## START RECORD LIST

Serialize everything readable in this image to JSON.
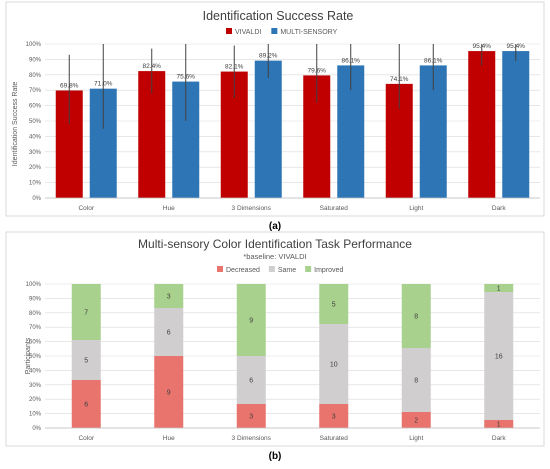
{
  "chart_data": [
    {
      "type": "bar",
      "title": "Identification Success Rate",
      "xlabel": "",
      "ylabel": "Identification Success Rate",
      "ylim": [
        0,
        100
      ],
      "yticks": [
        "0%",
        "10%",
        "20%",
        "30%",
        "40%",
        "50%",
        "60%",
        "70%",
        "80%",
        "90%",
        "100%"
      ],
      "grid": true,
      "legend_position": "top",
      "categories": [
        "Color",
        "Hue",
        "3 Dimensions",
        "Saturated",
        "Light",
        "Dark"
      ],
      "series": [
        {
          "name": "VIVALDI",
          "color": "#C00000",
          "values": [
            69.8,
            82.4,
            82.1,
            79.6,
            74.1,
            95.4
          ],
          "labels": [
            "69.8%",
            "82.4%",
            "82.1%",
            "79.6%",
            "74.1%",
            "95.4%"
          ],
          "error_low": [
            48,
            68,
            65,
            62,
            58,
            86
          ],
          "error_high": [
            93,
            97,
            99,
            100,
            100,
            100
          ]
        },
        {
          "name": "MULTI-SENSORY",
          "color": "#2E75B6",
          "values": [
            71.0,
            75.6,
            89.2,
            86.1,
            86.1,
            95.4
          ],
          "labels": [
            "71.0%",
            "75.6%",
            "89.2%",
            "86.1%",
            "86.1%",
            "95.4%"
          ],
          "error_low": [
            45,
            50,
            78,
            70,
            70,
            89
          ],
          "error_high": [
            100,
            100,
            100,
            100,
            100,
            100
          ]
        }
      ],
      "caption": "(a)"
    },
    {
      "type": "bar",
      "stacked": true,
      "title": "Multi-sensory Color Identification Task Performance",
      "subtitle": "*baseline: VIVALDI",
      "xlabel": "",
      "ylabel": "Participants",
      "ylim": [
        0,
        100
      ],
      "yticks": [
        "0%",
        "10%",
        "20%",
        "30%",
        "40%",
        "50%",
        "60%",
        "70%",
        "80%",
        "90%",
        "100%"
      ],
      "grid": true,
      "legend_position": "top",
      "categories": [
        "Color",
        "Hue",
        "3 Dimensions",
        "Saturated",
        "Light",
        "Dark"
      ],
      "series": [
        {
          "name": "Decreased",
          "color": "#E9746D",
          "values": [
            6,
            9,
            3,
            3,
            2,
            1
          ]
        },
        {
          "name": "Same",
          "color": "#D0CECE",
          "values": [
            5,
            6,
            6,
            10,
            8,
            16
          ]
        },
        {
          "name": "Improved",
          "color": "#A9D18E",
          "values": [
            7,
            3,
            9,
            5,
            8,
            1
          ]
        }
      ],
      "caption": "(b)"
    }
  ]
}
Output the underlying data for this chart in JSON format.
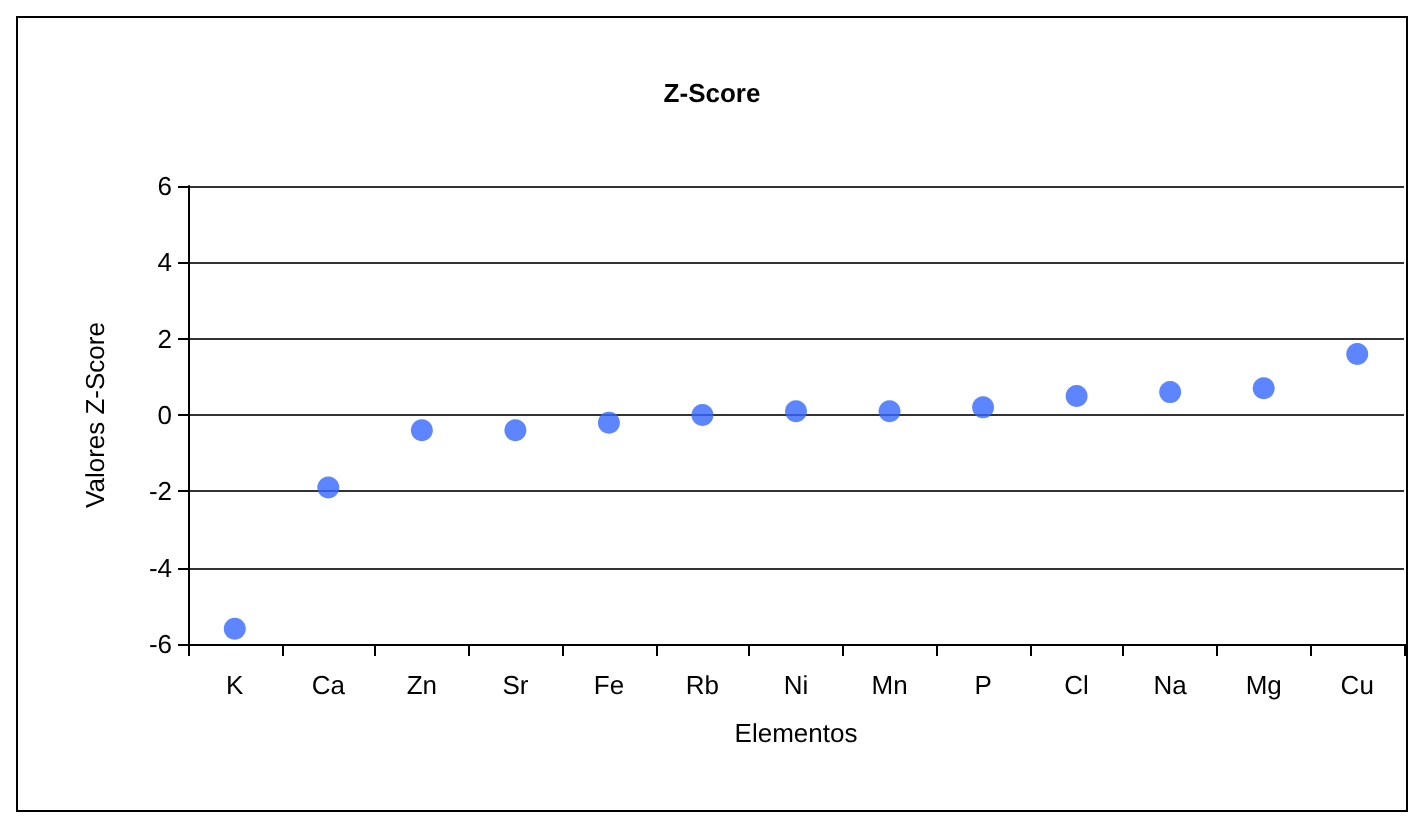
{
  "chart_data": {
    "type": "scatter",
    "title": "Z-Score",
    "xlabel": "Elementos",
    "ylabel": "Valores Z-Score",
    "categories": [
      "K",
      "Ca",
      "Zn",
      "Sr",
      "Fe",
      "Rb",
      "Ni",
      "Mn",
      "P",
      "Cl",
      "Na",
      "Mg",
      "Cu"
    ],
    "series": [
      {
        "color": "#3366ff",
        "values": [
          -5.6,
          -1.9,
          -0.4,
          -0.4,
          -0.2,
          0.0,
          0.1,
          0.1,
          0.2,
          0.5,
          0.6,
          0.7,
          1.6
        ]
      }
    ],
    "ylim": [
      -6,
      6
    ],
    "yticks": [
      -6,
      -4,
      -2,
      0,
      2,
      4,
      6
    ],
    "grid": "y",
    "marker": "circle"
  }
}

## END RECORD LIST
## START RECORD LIST

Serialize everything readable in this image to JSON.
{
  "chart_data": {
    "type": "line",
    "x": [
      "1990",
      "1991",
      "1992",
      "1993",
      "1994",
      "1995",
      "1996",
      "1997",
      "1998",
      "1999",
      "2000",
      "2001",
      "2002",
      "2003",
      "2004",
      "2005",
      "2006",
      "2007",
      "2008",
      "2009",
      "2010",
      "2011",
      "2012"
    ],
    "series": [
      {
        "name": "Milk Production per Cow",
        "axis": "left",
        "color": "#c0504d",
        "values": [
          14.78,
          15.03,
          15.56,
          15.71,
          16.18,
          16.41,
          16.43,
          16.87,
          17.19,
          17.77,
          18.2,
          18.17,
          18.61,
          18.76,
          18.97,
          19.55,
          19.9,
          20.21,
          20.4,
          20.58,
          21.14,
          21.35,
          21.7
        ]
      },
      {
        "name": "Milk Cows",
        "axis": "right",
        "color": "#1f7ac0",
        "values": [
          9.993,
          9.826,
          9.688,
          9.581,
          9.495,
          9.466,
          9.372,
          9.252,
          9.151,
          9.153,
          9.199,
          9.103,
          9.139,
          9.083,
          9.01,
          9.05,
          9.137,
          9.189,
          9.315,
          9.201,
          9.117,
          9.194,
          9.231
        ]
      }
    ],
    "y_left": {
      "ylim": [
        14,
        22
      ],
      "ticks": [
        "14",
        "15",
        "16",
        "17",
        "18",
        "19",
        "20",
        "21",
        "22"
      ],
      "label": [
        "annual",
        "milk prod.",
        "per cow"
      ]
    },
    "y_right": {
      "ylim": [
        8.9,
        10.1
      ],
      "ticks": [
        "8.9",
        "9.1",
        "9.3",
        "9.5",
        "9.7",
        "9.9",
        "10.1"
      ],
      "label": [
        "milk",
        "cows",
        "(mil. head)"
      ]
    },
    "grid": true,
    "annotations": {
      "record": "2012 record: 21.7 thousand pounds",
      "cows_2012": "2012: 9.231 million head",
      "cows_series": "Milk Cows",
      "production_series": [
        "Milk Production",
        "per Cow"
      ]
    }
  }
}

## END RECORD LIST
## START RECORD LIST

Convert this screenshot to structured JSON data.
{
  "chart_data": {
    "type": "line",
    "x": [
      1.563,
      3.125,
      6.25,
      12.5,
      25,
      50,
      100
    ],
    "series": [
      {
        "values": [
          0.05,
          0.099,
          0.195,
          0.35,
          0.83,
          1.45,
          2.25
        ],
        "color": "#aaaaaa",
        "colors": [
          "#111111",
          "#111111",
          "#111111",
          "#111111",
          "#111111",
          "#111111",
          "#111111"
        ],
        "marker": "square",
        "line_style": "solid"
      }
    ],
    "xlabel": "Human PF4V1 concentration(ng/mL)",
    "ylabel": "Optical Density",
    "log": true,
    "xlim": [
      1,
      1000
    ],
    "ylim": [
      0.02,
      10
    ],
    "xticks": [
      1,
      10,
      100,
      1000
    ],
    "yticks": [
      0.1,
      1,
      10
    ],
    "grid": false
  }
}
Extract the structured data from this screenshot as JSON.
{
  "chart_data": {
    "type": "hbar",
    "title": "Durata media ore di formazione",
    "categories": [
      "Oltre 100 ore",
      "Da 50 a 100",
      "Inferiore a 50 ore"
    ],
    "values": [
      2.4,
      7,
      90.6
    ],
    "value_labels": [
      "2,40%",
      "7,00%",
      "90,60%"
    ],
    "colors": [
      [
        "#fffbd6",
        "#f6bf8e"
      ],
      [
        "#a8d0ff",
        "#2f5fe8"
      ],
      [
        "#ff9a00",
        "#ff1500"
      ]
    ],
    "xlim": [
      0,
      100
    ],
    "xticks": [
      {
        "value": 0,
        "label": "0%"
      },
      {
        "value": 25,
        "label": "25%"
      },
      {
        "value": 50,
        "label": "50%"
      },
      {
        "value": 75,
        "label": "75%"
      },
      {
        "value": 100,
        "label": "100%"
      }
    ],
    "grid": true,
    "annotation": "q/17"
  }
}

## END RECORD LIST

**DIRECTION**
Lines of the material that contain the word "xlabel" are to be gathered.

**THE COMPLETED TASK**
      "xlabel": "",
      "xlabel": "",
    "xlabel": "Elementos",
    "xlabel": "Human PF4V1 concentration(ng/mL)",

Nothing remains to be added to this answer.